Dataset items
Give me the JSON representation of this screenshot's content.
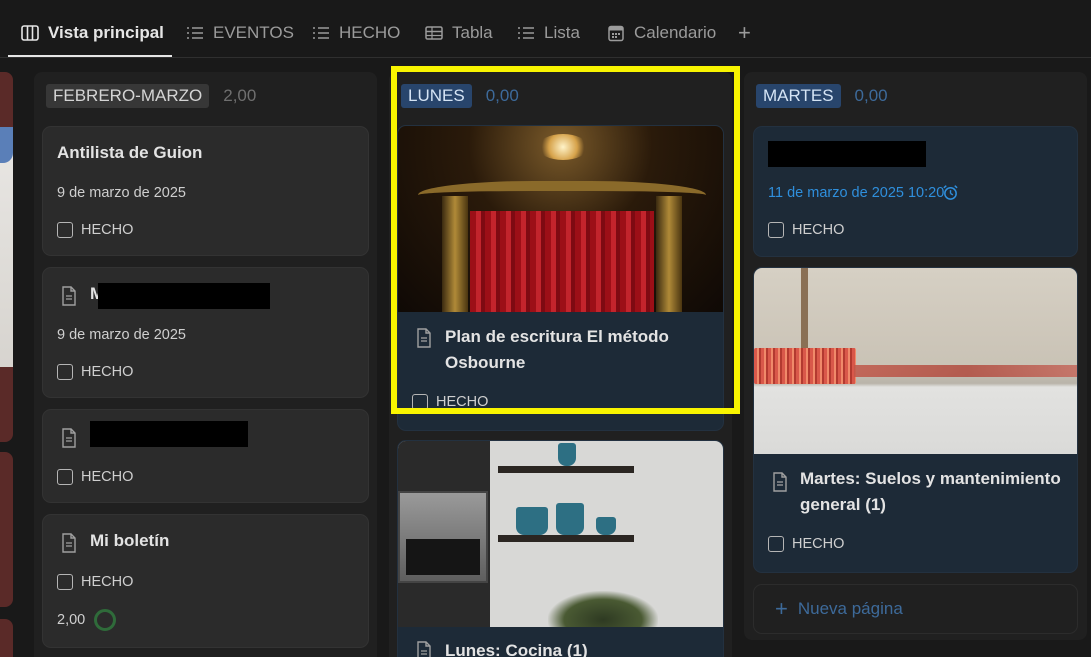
{
  "tabs": [
    {
      "label": "Vista principal",
      "icon": "board-icon",
      "active": true
    },
    {
      "label": "EVENTOS",
      "icon": "list-icon"
    },
    {
      "label": "HECHO",
      "icon": "list-icon"
    },
    {
      "label": "Tabla",
      "icon": "table-icon"
    },
    {
      "label": "Lista",
      "icon": "list-icon"
    },
    {
      "label": "Calendario",
      "icon": "calendar-icon"
    }
  ],
  "add_tab": "+",
  "columns": [
    {
      "name": "FEBRERO-MARZO",
      "count": "2,00",
      "cards": [
        {
          "title": "Antilista de Guion",
          "date": "9 de marzo de 2025",
          "check": "HECHO"
        },
        {
          "title": "M",
          "date": "9 de marzo de 2025",
          "check": "HECHO"
        },
        {
          "title": "",
          "check": "HECHO"
        },
        {
          "title": "Mi boletín",
          "check": "HECHO",
          "progress": "2,00"
        }
      ]
    },
    {
      "name": "LUNES",
      "count": "0,00",
      "cards": [
        {
          "title_line1": "Plan de escritura El método",
          "title_line2": "Osbourne",
          "check": "HECHO"
        },
        {
          "title": "Lunes: Cocina (1)"
        }
      ]
    },
    {
      "name": "MARTES",
      "count": "0,00",
      "cards": [
        {
          "title": "",
          "date": "11 de marzo de 2025 10:20",
          "check": "HECHO"
        },
        {
          "title_line1": "Martes: Suelos y mantenimiento",
          "title_line2": "general (1)",
          "check": "HECHO"
        }
      ]
    }
  ],
  "new_page": "Nueva página",
  "colors": {
    "highlight": "#f8f400",
    "date_blue": "#2f8fdc",
    "tag_blue": "#28456c"
  }
}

§ **Job**
Filter the records above for lines containing the word "label", and copy those lines.

§ **Task answer**
      "label": "Vista principal",
      "label": "EVENTOS",
      "label": "HECHO",
      "label": "Tabla",
      "label": "Lista",
      "label": "Calendario",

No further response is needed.